The results vary depending on the type of proxy we generate and the way the types are written. In hindsight it’s pretty obvious, but it still caught me out.

Data-driven testing tricks

Posted in Uncategorized, c#, patterns, testing, tips on May 8th, 2010 by Mark Simpson – Be the first to comment

It’s a fairly common occurrence — somebody wants to use NUnit’s data driven testing, but they want to vary either the action under test, or the expectation.  I.e. they’re not parametrising simple data, they’re parametrising the actions.

You cannot encode these things via normal data-driven testing (short of doing really nasty things like passing string names of methods to be invoked or using enums and a dictionary of methods) and even if you use a hackish workaround, it’s unlikely to be flexible or terse.

Test readability is paramount, so if you have some tests written in an unfamiliar style, it is very important to express the intent clearly, too.

[Dataset extract]
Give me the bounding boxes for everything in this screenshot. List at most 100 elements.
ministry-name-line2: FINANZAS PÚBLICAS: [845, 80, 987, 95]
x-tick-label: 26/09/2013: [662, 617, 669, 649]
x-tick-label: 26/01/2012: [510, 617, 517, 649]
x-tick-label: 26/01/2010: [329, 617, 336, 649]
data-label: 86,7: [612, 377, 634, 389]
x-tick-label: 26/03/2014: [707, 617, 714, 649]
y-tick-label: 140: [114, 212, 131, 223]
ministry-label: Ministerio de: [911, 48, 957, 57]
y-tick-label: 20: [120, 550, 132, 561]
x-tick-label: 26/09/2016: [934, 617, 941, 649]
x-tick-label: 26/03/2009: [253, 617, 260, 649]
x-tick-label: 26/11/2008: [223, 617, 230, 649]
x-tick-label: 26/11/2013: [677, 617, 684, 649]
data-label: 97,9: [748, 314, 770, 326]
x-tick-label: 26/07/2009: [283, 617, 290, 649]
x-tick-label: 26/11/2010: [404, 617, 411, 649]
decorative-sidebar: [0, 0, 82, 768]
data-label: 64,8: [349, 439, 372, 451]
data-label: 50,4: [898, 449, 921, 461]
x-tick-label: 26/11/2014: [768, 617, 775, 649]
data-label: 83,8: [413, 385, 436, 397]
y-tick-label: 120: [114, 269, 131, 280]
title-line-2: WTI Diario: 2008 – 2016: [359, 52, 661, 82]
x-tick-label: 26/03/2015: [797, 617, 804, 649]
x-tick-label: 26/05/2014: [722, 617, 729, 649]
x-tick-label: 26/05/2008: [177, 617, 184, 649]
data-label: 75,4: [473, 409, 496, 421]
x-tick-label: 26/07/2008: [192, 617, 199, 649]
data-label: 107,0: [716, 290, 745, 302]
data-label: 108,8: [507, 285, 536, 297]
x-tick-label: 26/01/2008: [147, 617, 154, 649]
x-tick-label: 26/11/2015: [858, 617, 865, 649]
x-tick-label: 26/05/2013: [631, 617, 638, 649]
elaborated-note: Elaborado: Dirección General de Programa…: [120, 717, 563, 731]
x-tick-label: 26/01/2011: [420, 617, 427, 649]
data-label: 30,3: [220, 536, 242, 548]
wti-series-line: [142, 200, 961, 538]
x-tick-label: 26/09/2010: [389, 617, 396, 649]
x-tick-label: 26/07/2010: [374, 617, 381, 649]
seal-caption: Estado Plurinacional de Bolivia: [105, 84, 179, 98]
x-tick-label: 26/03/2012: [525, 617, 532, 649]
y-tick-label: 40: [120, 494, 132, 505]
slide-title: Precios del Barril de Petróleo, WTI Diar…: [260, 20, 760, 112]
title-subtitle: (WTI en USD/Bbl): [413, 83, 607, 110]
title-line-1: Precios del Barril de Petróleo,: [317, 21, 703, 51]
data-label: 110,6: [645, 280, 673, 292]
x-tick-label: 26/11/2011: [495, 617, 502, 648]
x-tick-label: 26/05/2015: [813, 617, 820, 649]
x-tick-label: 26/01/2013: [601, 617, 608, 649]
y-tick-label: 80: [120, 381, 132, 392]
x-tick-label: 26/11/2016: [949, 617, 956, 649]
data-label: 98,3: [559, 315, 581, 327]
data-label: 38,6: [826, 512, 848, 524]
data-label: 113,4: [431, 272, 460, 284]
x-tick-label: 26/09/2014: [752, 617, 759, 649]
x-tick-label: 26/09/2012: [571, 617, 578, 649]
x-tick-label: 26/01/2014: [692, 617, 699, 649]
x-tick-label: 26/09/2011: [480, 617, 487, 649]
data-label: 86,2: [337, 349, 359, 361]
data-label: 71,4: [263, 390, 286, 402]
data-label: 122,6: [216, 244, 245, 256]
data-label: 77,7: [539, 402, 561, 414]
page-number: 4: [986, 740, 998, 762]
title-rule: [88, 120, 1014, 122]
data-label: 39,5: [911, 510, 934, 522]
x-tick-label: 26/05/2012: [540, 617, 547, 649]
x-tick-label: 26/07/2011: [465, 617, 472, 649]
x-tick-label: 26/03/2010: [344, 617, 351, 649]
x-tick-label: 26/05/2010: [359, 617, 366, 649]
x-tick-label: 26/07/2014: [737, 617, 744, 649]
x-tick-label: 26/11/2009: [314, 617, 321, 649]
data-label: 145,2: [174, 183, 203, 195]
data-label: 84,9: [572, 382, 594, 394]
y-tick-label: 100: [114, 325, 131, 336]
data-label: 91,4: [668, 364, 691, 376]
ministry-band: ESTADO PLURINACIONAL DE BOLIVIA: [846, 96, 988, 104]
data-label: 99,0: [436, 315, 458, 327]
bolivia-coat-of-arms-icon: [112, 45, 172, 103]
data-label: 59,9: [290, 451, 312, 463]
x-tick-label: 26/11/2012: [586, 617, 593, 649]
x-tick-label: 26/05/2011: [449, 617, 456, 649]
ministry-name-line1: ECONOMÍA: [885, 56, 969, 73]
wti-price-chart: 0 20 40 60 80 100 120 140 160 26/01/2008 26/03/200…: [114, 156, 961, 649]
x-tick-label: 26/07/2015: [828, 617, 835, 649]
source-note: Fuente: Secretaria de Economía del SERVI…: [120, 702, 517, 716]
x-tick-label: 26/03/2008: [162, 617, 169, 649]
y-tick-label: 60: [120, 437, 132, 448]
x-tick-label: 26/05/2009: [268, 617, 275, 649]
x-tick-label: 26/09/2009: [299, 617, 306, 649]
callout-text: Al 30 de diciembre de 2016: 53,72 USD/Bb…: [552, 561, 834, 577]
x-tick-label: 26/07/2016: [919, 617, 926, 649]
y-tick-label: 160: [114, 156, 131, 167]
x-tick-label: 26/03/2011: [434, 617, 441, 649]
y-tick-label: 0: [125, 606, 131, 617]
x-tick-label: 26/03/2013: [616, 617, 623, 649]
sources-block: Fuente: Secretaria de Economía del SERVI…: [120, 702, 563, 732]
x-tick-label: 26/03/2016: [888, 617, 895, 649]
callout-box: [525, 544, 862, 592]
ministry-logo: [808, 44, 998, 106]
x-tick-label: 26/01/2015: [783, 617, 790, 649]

[Problems to work on]
1. Translate this sentence from the data-driven testing text into Spanish: "Test readability is paramount, so if you have some tests written in an unfamiliar style, it is very important to express the intent clearly, too."
2. Continue the post on data-driven testing tricks from its final sentence.

[Responses to the exercise]
1. La legibilidad de las pruebas es primordial, así que si tienes algunas pruebas escritas en un estilo poco familiar, también es muy importante expresar la intención con claridad.

2.
NUnit’s data-driven testing

NUnit uses a few mechanisms to parametrise tests.  Firstly, for simple test cases, it offers the [TestCase] attribute which takes a params object[] array in its constructor.  Each argument passed to the TestCaseAttribute’s constructor is stored, ready for retrieval by the framework.  NUnit does the heavy lifting for us and casts/converts each argument to the test method’s parameter types.  Here’s an example where three ints are passed, then correctly mapped to a test method:

The main limitation here is that we can only store intrinsic types.  Strings, ints, shorts, bools etc.  We can’t new up classes or structs because .NET doesn’t allow it.  How the devil do we do something more complicated?

Passing more complicated types

It would appear we’re screwed, but fortunately, we can use the [TestCaseSource] attribute.  There are numerous options for yielding the data, and one of them is to define an IEnumerable<TestCaseData> as a public method of your test class (it works if it’s private, but since it’s accessed via reflection it’s a good idea to keep it public so that ReSharper or other tools do not flag it as unused).  You can then fill up and yield individual TestCaseData instances in the same fashion as before.  Once again, NUnit does the mapping and the heavy lifting for us.

If you do not require any of the fancy SetDescription, ExpectedException etc. stuff associated with the TestCaseData type, you can skip one piece of ceremony by simply yielding your own arbitrary type instead (i.e. change the IEnumerable<TestCaseData> to IEnumerable<MyType> and then simply yield return new MyType()).

Passing a delegate as a parameter (simple)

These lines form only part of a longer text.